### Short problem
Where a line holds the word "dépassé", copy that line.

### Exercise material
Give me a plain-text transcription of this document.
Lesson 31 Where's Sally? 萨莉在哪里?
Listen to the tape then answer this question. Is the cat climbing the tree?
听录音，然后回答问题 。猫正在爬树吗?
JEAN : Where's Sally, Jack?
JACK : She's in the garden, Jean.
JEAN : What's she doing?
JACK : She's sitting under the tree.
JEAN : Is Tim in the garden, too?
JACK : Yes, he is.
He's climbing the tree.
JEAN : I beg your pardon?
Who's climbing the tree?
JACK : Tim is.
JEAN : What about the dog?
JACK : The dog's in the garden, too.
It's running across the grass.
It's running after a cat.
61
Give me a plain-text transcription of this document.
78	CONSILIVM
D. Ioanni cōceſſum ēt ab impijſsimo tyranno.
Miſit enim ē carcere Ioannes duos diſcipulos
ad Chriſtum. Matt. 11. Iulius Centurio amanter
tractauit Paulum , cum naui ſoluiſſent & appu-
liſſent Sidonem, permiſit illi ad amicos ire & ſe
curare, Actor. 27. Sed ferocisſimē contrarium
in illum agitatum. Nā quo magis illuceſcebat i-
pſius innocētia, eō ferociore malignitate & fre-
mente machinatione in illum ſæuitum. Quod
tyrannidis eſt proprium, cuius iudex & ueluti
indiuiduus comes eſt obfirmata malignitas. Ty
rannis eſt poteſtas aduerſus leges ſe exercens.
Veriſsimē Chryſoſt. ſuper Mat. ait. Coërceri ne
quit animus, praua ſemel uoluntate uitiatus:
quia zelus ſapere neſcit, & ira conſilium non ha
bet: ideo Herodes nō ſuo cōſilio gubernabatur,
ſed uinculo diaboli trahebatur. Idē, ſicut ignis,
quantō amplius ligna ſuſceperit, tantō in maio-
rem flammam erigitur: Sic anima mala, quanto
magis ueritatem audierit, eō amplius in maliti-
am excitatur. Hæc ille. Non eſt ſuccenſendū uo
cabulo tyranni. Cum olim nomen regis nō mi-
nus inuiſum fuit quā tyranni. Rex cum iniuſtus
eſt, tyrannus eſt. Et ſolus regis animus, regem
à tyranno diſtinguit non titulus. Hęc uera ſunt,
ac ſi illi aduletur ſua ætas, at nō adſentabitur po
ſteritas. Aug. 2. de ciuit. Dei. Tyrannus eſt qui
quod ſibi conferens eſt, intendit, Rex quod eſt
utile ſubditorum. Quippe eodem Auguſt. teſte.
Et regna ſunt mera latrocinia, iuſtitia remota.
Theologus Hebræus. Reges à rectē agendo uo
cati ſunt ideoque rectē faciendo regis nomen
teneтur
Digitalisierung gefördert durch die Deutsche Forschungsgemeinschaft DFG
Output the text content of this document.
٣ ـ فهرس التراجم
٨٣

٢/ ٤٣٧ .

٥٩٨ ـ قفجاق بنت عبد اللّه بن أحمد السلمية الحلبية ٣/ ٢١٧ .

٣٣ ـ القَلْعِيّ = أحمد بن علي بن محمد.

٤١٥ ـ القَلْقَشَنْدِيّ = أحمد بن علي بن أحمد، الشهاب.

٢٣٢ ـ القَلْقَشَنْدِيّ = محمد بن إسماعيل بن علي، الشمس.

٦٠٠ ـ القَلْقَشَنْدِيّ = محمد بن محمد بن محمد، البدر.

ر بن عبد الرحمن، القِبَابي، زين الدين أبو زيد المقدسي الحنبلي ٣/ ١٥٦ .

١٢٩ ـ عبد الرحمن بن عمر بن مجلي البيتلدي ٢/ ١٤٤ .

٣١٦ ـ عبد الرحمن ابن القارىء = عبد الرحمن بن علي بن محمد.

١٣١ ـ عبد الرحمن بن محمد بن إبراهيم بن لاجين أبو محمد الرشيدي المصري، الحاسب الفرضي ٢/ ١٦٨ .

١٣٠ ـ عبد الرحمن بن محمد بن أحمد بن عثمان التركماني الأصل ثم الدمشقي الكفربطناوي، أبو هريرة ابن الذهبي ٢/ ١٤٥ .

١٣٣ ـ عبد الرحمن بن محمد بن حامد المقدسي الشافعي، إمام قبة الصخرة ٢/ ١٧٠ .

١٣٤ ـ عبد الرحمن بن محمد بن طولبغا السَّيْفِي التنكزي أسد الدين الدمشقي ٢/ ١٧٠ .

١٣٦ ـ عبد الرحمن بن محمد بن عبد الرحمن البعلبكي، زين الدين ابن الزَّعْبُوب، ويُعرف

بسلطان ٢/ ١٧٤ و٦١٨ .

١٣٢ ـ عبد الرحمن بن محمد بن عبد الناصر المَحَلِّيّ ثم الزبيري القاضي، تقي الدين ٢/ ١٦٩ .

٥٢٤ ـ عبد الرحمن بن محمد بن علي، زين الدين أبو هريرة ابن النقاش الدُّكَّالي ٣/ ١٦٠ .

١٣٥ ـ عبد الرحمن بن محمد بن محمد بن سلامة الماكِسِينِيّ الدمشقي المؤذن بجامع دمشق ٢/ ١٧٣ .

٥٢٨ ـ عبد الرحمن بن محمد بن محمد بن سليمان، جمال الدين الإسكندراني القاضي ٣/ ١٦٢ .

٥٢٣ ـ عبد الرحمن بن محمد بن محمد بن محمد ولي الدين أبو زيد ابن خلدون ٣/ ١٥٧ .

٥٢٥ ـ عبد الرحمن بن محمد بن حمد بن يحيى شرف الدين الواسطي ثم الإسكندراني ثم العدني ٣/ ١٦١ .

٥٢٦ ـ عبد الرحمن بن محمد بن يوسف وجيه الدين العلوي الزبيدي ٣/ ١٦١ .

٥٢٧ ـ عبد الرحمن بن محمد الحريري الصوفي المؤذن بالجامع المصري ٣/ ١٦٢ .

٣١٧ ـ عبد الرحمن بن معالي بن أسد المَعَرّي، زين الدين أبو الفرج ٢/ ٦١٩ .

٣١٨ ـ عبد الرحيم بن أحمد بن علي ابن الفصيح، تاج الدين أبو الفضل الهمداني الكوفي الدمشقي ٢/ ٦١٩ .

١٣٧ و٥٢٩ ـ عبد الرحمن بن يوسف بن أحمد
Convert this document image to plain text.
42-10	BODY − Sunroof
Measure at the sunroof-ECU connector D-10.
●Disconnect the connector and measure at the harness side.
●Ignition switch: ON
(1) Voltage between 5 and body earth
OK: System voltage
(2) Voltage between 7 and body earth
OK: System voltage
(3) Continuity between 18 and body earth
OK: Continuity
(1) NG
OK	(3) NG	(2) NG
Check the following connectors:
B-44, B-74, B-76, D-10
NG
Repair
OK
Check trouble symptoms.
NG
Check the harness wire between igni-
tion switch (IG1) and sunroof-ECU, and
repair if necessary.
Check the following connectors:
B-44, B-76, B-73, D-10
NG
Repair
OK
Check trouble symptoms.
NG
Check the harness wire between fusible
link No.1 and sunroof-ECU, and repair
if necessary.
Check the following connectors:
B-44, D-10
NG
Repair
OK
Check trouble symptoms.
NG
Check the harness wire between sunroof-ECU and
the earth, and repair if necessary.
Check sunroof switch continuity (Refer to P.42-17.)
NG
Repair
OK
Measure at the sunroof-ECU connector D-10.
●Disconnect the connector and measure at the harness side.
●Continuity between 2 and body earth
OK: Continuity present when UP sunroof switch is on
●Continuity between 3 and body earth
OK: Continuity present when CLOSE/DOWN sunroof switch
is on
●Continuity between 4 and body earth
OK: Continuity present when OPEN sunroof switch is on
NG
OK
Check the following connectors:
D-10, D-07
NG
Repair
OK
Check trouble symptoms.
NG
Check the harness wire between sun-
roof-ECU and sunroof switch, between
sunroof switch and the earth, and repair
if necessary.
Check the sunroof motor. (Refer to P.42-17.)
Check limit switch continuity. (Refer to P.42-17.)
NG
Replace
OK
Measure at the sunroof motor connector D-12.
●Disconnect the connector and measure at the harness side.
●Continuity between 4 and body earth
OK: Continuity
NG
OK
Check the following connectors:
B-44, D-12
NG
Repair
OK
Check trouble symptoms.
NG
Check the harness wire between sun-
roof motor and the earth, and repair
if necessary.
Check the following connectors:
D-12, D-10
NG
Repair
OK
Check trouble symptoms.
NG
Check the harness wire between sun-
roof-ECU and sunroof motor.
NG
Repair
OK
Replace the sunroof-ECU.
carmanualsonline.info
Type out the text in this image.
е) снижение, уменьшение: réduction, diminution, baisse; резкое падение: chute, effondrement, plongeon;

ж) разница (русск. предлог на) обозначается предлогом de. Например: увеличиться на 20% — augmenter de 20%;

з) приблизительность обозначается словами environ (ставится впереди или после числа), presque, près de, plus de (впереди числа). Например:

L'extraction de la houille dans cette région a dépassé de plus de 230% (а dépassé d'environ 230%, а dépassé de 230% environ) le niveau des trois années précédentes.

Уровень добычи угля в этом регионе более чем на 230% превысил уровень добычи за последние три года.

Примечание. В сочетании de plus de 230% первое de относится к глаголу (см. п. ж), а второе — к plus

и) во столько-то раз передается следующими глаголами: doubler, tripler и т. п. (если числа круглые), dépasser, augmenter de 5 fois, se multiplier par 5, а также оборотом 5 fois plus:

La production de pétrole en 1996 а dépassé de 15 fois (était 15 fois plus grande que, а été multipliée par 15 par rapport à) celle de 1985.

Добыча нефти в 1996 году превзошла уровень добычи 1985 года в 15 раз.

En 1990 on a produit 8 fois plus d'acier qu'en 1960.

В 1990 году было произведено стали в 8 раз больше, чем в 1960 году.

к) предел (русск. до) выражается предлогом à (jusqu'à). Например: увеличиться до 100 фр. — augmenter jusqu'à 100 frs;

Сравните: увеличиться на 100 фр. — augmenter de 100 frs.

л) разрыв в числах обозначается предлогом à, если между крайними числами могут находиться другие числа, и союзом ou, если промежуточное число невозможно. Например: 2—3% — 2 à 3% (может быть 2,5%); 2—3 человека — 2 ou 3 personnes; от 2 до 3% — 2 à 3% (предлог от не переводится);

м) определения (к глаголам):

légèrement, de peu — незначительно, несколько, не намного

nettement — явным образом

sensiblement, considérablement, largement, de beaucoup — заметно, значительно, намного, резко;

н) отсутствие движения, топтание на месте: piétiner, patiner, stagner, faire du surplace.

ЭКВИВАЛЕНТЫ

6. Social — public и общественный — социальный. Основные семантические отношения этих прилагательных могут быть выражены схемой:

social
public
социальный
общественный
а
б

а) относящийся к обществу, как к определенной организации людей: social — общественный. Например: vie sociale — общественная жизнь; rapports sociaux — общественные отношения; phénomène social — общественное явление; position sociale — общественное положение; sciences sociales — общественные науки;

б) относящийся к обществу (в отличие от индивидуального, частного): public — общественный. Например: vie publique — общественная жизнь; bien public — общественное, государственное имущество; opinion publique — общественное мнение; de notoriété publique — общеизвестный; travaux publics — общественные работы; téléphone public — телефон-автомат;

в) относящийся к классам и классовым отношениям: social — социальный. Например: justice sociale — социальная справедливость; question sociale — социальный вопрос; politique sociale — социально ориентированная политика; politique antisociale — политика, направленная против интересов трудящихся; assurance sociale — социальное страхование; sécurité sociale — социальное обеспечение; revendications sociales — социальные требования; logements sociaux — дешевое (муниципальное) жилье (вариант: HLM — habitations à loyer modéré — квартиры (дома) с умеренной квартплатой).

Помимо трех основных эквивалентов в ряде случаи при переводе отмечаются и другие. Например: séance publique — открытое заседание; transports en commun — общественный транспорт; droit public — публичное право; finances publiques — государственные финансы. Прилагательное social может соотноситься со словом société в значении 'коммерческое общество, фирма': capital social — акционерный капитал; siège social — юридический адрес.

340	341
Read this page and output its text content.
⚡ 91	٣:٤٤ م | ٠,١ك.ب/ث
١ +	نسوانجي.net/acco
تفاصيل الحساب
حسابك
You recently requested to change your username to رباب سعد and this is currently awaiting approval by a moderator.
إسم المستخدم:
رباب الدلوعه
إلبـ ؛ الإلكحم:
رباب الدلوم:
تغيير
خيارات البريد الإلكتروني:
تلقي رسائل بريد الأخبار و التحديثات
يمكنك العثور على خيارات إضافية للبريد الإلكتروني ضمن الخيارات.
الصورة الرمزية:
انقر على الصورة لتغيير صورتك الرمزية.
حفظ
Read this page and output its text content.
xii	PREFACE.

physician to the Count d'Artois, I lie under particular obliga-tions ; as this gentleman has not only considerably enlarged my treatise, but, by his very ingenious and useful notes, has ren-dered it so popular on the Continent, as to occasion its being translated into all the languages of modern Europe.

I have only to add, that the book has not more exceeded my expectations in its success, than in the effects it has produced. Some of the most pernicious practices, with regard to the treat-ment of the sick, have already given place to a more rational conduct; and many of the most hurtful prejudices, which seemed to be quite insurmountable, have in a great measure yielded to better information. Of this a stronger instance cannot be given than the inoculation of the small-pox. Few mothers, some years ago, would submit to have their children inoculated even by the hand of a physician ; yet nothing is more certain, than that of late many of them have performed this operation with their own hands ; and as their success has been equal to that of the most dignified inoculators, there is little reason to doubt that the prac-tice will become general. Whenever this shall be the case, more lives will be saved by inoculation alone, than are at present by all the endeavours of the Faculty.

### Answer to the problem
L'extraction de la houille dans cette région a dépassé de plus de 230% (а dépassé d'environ 230%, а dépassé de 230% environ) le niveau des trois années précédentes.
La production de pétrole en 1996 а dépassé de 15 fois (était 15 fois plus grande que, а été multipliée par 15 par rapport à) celle de 1985.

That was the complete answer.